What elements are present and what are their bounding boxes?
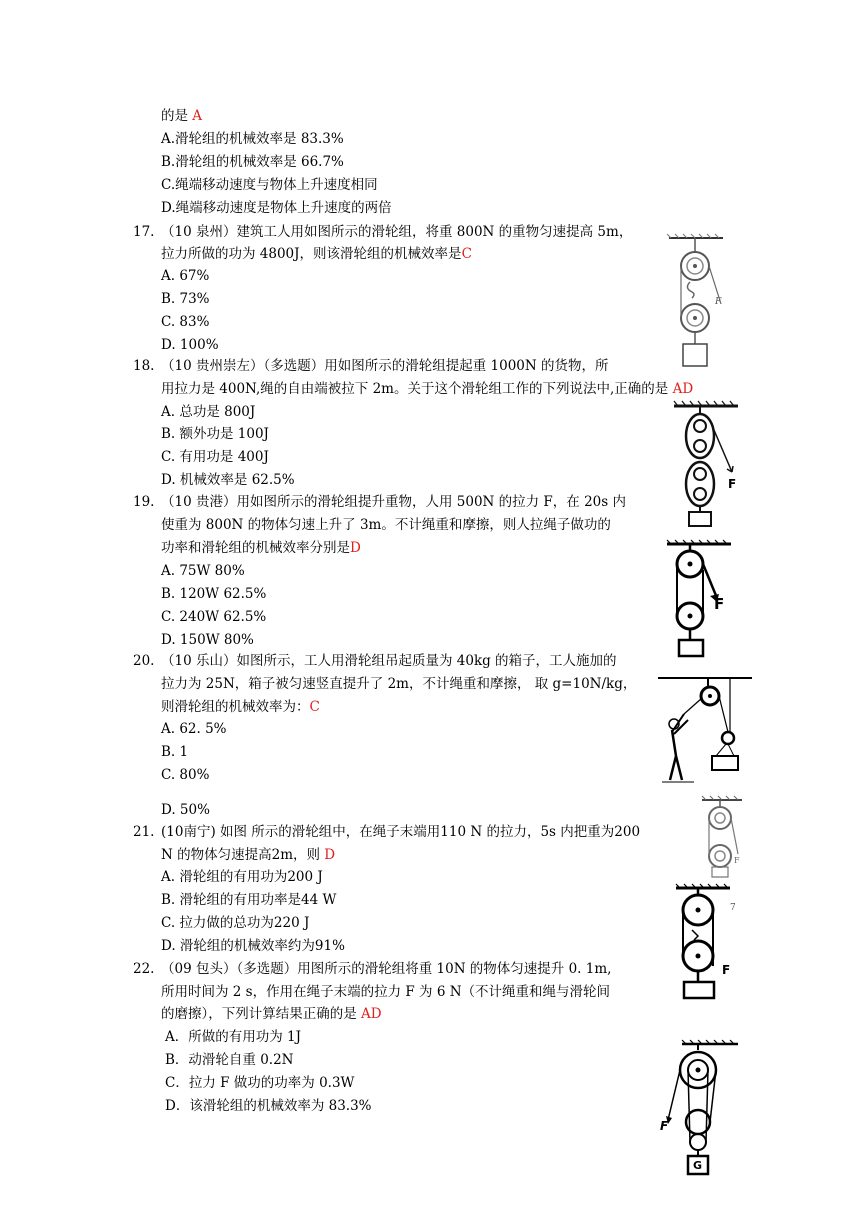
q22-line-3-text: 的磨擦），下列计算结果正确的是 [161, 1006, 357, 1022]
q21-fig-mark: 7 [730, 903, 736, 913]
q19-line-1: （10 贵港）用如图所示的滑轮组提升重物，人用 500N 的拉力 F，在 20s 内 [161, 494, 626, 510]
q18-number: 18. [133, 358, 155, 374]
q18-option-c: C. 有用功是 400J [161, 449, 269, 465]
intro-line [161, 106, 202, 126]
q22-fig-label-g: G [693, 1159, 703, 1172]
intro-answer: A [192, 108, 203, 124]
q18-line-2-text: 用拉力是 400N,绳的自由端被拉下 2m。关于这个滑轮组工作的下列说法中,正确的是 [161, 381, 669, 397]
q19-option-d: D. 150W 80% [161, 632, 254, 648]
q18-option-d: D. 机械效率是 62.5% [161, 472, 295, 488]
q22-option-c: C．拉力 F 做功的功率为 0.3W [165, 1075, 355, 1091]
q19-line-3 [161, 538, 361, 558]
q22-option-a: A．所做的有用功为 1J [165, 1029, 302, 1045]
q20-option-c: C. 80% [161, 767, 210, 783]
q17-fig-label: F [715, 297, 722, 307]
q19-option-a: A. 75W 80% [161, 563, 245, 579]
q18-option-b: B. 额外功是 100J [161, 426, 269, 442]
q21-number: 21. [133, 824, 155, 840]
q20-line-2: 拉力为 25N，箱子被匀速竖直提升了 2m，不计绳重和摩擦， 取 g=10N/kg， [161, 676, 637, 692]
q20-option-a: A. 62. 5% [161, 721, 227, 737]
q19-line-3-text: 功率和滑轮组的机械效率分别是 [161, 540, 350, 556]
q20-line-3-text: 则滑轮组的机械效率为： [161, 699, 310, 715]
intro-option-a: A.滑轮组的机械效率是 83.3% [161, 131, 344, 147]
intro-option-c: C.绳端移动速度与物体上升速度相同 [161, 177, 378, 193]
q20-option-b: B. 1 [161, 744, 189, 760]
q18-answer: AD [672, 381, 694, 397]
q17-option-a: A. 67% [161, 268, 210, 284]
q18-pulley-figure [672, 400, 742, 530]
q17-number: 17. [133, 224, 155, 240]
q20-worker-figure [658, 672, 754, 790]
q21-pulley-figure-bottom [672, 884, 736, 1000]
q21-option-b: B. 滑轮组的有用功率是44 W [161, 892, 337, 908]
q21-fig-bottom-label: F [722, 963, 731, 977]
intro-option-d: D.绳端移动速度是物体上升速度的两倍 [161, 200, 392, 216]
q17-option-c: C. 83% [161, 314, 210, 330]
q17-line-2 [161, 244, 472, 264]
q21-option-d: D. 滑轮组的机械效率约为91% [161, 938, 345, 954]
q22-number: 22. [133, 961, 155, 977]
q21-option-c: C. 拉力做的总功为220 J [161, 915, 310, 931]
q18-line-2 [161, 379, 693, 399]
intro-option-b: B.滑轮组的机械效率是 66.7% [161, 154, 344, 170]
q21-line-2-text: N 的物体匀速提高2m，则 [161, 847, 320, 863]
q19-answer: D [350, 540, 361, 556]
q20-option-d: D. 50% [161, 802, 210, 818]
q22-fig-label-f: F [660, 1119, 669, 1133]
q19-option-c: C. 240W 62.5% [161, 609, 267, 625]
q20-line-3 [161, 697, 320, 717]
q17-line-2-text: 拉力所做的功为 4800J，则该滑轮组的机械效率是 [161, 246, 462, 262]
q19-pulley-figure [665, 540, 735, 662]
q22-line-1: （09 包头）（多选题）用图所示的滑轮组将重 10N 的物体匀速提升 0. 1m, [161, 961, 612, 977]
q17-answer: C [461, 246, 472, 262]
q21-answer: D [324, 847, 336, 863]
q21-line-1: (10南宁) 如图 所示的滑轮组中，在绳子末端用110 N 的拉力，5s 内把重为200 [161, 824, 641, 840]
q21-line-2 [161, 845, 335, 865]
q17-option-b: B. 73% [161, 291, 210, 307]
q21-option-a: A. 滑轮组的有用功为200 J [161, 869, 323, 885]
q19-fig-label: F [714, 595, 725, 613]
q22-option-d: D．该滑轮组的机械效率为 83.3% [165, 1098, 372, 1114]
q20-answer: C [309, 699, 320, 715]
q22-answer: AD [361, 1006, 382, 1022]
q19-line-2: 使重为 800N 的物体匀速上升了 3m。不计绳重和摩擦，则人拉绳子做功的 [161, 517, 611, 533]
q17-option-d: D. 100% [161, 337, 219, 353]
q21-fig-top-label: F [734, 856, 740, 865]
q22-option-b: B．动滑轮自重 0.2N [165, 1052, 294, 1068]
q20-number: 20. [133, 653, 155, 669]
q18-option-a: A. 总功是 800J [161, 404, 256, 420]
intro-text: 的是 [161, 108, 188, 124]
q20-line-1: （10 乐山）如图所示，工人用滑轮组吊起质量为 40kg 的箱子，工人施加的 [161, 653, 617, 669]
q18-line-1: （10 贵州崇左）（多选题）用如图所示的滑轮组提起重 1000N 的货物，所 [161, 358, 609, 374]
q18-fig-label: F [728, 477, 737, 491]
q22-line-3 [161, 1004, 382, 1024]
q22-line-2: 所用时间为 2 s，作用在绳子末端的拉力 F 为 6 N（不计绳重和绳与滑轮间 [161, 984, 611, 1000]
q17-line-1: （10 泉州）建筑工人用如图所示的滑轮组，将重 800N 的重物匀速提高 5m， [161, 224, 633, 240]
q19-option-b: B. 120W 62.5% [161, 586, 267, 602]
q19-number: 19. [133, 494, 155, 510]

----------

PROBLEM TO SOLVE:
Format the records from the line with "q22-line-3-text: 的磨擦），下列计算结果正确的是 [161, 1006, 357, 1022]" through the line with "q22-option-a: A．所做的有用功为 1J" as a numbered list, leaving out blank lines.

ANSWER:
1. q22-line-3-text: 的磨擦），下列计算结果正确的是 [161, 1006, 357, 1022]
2. q21-fig-mark: 7 [730, 903, 736, 913]
3. q19-line-1: （10 贵港）用如图所示的滑轮组提升重物，人用 500N 的拉力 F，在 20s 内 [161, 494, 626, 510]
4. q18-number: 18. [133, 358, 155, 374]
5. q18-option-c: C. 有用功是 400J [161, 449, 269, 465]
6. intro-line [161, 106, 202, 126]
7. q22-fig-label-g: G [693, 1159, 703, 1172]
8. intro-answer: A [192, 108, 203, 124]
9. q18-line-2-text: 用拉力是 400N,绳的自由端被拉下 2m。关于这个滑轮组工作的下列说法中,正确的是 [161, 381, 669, 397]
10. q19-option-d: D. 150W 80% [161, 632, 254, 648]
11. q18-option-d: D. 机械效率是 62.5% [161, 472, 295, 488]
12. q22-option-c: C．拉力 F 做功的功率为 0.3W [165, 1075, 355, 1091]
13. q19-line-3 [161, 538, 361, 558]
14. q22-option-a: A．所做的有用功为 1J [165, 1029, 302, 1045]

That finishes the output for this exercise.